(Collected data)
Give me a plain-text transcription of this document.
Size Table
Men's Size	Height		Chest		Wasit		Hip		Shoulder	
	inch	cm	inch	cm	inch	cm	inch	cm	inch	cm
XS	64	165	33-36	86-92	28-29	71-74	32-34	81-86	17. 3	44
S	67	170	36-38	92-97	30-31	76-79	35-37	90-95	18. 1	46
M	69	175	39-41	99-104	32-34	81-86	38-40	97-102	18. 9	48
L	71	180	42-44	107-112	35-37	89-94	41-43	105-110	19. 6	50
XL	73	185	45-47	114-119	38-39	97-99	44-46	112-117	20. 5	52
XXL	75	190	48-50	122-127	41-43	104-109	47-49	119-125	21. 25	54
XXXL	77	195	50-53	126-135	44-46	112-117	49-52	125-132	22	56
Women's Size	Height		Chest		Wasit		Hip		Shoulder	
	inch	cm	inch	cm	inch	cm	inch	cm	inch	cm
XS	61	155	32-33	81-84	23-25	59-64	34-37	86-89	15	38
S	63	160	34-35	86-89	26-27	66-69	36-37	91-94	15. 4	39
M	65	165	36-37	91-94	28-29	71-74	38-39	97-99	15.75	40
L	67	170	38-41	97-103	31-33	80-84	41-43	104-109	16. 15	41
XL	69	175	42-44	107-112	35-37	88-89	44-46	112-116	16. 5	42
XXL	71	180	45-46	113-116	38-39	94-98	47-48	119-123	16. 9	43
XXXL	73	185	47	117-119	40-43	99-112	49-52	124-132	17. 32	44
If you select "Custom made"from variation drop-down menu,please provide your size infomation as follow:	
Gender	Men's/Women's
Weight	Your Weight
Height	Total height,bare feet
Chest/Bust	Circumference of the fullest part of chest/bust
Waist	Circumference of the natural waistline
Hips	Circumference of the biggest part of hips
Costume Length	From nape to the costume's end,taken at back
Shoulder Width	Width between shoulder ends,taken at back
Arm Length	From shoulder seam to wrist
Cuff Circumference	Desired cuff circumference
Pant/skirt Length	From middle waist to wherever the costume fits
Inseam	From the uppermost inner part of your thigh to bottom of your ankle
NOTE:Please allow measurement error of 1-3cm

→ **Description of the task**: Return all lines containing the word "Women".

→ **Written solution**:
Women's Size	Height		Chest		Wasit		Hip		Shoulder	
Gender	Men's/Women's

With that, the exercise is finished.